### Set task:
Return the count of lines with the string "panel" in them, and nothing else.

----- Records to process -----

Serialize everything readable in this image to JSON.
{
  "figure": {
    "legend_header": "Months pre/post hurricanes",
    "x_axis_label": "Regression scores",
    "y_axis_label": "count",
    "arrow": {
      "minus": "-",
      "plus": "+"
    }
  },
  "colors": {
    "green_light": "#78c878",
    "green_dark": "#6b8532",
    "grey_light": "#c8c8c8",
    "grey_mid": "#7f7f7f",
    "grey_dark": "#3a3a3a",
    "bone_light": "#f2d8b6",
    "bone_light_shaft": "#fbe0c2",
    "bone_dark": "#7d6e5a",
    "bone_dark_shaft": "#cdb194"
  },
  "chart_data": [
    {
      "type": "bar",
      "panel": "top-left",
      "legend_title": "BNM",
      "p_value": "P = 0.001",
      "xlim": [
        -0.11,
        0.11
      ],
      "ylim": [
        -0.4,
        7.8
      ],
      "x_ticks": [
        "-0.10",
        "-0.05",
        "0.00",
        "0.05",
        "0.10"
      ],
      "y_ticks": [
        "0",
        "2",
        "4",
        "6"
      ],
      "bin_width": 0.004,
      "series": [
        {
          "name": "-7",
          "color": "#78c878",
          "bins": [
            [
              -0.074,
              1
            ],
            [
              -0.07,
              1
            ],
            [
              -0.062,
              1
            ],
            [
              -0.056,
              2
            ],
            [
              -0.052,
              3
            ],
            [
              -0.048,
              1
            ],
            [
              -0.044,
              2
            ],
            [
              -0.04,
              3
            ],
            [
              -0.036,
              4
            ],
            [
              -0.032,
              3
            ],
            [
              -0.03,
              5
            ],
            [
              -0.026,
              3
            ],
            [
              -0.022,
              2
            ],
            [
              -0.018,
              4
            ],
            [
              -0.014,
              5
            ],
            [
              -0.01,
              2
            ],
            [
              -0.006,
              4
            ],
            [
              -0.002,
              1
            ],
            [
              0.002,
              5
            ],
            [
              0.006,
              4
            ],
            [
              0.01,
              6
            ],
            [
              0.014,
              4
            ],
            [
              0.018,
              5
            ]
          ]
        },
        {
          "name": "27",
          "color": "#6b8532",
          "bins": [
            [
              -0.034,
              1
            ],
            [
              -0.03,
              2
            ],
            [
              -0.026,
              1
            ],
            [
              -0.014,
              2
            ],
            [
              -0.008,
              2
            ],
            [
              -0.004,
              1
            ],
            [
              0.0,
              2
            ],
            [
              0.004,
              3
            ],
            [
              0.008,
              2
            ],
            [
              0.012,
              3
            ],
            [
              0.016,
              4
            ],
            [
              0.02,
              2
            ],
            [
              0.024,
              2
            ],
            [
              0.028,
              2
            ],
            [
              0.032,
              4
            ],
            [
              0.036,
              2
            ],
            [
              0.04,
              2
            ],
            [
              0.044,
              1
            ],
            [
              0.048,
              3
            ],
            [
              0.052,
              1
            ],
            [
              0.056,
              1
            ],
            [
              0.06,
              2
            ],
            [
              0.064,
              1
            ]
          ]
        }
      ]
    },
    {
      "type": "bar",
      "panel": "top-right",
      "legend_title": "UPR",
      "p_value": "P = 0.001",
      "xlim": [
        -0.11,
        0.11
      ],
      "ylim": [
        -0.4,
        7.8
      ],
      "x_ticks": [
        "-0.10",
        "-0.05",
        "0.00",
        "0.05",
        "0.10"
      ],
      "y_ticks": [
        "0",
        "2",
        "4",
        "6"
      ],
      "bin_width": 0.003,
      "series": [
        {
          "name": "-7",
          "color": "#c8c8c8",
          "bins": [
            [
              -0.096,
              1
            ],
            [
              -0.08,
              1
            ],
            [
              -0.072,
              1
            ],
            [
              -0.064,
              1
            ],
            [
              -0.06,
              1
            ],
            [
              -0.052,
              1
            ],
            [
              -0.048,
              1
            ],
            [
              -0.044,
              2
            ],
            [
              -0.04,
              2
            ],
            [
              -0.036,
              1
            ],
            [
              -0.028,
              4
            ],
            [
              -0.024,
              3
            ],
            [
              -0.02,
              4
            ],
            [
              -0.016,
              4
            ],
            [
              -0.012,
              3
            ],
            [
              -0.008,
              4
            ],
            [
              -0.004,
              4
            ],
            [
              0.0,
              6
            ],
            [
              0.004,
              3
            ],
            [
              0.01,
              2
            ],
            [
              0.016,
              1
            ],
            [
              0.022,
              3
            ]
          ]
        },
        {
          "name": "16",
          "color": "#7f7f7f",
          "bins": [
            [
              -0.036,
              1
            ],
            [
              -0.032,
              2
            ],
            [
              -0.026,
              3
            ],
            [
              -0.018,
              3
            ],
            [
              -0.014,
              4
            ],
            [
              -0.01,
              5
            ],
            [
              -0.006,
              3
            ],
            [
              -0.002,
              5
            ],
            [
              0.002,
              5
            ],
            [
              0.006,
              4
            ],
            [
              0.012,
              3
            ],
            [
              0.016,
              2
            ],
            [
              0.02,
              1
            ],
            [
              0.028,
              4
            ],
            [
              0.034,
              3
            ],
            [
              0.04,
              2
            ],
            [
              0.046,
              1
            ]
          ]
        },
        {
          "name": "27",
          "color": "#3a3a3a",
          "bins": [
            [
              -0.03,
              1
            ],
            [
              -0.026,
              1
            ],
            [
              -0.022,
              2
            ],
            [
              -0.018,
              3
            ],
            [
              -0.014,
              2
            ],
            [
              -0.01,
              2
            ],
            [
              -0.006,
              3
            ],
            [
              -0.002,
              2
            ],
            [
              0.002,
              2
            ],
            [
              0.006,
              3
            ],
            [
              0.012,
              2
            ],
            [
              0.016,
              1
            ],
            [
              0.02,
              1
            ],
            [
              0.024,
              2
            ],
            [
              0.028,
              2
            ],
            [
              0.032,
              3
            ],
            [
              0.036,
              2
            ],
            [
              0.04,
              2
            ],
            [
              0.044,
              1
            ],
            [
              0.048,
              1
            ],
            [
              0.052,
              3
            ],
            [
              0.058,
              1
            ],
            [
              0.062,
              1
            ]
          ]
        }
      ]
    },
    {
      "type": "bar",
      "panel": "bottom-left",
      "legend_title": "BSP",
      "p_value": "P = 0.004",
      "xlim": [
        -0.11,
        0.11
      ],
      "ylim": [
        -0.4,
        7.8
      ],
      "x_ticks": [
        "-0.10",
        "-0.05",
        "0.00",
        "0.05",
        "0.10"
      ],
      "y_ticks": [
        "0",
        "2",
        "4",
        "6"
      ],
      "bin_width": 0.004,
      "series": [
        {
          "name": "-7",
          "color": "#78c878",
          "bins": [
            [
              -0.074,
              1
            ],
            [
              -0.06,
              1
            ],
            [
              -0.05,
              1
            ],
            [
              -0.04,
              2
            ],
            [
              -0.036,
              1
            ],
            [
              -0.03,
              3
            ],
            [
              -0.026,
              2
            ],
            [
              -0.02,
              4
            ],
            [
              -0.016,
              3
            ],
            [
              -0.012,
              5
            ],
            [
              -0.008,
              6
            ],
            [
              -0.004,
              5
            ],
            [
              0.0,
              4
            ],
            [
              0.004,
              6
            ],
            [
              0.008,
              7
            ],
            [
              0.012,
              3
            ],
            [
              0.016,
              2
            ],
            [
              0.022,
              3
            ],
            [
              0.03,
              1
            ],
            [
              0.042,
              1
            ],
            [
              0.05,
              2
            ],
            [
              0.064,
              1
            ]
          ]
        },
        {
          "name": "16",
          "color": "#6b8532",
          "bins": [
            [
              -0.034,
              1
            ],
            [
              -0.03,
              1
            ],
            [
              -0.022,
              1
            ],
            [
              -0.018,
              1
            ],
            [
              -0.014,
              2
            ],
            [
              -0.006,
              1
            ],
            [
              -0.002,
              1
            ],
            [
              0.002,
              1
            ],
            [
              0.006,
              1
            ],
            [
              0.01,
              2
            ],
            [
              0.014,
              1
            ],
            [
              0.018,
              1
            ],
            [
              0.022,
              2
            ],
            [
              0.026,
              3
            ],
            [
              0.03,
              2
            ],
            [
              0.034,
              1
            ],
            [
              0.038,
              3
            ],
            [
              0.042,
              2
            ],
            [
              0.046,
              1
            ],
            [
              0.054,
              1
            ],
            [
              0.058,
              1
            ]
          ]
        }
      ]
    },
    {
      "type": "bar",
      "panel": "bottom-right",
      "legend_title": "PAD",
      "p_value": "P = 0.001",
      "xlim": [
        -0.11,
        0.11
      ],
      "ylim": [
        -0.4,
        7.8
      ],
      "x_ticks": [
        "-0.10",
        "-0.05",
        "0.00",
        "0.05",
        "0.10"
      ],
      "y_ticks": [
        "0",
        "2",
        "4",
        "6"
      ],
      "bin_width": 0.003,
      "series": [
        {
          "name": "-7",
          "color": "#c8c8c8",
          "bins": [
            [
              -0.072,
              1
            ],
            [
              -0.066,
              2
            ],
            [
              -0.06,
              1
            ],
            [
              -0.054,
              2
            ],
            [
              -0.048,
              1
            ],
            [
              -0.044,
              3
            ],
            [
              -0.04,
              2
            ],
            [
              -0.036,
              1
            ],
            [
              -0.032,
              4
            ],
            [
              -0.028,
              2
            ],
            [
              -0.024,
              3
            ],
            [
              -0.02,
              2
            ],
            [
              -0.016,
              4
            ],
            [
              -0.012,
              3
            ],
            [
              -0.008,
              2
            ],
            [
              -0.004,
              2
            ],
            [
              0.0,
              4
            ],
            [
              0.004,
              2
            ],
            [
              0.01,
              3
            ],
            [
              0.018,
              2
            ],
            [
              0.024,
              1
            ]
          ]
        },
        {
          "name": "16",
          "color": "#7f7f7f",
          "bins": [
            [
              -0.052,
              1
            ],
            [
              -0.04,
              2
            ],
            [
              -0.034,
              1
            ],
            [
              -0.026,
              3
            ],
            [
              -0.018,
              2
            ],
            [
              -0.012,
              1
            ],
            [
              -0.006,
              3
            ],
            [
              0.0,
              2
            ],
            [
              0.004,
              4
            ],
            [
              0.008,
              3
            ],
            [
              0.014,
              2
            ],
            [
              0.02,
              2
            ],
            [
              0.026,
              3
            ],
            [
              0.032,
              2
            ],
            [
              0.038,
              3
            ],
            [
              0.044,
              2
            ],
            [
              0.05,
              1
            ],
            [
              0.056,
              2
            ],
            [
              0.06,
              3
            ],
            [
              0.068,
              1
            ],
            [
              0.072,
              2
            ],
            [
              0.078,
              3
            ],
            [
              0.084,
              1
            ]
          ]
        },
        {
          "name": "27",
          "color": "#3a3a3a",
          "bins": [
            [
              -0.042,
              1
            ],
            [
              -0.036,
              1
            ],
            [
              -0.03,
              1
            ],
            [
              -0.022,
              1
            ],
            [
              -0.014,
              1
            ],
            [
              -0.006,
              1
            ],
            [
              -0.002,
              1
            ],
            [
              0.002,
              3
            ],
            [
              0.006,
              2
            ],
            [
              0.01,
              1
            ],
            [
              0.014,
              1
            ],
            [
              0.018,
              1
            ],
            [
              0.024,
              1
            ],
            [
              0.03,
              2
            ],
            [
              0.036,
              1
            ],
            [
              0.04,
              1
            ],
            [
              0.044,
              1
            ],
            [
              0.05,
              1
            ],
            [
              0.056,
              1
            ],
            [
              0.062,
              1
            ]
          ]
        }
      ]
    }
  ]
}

-----

### Solution:
4